Start Records for this task
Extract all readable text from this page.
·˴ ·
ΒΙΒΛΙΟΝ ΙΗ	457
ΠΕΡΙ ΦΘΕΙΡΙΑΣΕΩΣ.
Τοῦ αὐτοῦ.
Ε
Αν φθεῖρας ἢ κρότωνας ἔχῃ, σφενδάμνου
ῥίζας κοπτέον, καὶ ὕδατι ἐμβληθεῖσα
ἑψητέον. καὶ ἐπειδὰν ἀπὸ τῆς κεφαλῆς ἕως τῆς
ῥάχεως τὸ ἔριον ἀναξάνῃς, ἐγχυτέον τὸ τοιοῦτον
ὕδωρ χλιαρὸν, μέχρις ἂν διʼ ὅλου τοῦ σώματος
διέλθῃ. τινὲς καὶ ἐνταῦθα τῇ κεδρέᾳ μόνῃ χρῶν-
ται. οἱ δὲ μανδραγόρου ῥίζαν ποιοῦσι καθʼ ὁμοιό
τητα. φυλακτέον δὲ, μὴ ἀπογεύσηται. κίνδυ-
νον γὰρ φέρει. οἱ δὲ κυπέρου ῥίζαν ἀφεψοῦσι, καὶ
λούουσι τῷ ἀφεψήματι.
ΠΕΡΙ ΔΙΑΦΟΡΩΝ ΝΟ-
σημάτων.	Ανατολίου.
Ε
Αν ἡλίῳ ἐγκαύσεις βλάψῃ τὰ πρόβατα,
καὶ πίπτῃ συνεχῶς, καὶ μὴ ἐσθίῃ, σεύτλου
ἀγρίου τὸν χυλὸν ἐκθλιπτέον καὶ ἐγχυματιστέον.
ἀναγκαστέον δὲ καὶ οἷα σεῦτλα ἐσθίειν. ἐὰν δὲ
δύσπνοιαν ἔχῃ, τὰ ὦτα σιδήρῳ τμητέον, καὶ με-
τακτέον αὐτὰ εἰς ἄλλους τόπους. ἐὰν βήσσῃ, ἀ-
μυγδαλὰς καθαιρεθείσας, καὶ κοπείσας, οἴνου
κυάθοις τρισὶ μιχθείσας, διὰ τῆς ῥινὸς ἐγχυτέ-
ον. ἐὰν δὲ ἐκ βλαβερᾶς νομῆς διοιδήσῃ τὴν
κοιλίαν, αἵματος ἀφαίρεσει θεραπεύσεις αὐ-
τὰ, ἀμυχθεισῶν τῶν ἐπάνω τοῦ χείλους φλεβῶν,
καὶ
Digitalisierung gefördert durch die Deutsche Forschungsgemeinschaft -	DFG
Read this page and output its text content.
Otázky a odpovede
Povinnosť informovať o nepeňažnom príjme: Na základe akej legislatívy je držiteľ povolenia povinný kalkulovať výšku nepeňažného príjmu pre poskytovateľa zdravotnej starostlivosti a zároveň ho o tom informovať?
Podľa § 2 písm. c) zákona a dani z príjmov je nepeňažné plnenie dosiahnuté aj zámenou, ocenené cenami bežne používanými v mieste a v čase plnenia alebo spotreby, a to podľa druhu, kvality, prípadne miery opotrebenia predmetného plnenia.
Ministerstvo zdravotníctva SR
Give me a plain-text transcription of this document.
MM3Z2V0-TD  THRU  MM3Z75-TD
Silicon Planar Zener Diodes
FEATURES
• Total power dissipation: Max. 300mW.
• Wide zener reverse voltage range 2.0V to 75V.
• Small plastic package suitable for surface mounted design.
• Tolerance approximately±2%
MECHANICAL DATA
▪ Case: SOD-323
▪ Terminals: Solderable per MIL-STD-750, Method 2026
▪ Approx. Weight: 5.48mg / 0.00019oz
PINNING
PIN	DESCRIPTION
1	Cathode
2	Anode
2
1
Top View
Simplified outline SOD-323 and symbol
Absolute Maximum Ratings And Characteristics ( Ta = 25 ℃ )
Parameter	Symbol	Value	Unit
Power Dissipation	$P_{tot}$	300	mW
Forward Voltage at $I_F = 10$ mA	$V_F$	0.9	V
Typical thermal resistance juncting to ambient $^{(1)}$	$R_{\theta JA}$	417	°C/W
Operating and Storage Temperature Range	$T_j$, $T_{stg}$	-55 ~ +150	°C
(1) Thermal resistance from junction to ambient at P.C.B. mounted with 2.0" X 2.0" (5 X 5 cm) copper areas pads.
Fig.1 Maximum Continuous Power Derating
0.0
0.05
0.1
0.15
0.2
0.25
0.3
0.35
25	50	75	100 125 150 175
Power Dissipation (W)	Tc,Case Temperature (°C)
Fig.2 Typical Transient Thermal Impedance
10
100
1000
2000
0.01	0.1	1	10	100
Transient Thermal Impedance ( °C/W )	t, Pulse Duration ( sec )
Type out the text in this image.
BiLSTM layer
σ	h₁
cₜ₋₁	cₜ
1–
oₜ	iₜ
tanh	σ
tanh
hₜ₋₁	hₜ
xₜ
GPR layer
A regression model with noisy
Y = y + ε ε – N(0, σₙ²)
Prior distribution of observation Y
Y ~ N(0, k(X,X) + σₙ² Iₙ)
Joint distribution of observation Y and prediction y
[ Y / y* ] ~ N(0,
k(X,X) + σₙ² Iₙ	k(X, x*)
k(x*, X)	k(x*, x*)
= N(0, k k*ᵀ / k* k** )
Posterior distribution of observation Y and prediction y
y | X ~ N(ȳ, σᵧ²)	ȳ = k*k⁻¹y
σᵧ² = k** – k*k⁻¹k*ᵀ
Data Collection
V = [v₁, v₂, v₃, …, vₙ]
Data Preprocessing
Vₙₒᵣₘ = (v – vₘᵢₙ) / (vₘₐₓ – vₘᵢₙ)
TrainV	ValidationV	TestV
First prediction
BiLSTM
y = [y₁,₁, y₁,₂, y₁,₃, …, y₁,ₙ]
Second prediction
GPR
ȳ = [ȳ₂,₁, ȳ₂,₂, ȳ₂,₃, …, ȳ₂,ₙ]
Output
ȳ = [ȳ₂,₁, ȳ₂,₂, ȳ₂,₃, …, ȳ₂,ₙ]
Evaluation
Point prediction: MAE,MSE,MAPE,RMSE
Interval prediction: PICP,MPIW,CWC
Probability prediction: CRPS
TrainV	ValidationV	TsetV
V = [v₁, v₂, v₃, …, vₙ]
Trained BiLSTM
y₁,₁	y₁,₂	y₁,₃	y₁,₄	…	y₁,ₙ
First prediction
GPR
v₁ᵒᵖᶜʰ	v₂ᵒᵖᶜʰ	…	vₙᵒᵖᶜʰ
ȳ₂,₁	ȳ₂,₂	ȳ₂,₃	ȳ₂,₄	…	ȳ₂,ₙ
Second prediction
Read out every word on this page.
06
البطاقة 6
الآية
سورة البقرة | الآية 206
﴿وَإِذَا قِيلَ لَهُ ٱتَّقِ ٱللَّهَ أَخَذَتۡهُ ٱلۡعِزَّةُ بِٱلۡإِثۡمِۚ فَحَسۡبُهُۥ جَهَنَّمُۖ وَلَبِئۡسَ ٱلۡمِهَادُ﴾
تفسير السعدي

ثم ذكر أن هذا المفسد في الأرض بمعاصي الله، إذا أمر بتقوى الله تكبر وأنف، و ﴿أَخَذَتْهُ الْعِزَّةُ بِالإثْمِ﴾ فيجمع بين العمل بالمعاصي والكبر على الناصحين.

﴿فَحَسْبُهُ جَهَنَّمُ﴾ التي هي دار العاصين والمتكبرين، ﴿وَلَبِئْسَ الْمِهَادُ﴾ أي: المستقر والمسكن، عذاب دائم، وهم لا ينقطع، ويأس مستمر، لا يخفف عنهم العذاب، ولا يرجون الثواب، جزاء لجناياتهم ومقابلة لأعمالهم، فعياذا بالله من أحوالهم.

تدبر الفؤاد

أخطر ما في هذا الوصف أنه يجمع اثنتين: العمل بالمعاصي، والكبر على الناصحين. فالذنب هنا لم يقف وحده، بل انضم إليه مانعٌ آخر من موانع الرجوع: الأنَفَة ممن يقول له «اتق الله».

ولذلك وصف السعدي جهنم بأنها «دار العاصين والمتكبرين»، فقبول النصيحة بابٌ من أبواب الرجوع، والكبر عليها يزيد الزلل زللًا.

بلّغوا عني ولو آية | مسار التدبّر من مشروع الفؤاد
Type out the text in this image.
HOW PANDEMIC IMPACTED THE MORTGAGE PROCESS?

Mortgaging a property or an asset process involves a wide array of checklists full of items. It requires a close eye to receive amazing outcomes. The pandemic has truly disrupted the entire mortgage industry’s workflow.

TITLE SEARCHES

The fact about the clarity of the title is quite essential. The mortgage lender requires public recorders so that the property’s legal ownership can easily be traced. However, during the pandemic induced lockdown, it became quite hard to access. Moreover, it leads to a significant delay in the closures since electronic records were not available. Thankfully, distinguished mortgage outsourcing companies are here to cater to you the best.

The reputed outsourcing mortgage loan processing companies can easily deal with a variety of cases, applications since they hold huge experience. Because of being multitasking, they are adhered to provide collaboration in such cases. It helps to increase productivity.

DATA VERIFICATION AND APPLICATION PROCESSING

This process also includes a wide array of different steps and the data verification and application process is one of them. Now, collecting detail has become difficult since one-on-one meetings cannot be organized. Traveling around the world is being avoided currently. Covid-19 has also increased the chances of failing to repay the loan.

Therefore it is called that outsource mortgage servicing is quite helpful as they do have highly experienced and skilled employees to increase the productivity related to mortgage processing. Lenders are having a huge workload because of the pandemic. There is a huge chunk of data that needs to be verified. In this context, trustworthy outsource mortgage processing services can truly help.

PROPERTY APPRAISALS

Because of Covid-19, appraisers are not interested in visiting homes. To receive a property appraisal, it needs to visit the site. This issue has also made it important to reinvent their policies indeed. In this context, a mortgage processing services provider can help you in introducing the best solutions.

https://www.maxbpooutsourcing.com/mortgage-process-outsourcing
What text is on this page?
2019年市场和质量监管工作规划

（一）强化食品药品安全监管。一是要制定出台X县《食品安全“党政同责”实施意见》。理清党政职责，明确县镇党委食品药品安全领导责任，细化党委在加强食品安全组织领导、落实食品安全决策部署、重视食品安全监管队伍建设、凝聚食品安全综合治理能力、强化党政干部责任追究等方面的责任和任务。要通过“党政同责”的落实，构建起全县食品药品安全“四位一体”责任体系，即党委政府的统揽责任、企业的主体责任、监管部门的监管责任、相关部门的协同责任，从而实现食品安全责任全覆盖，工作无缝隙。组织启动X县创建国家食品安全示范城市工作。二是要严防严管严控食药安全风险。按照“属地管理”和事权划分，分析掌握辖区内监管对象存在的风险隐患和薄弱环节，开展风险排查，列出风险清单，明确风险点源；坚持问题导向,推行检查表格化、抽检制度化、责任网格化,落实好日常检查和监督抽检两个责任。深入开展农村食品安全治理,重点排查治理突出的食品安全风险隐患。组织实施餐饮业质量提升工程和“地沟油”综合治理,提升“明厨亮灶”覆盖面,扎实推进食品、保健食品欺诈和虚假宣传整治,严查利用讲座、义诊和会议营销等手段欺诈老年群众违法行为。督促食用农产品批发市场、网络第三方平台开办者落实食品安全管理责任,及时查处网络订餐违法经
End Records for this task
--- Instructions to follow ---
Locate the lines above that contain "mounted" and copy them.

--- Exercise response ---
• Small plastic package suitable for surface mounted design.
(1) Thermal resistance from junction to ambient at P.C.B. mounted with 2.0" X 2.0" (5 X 5 cm) copper areas pads.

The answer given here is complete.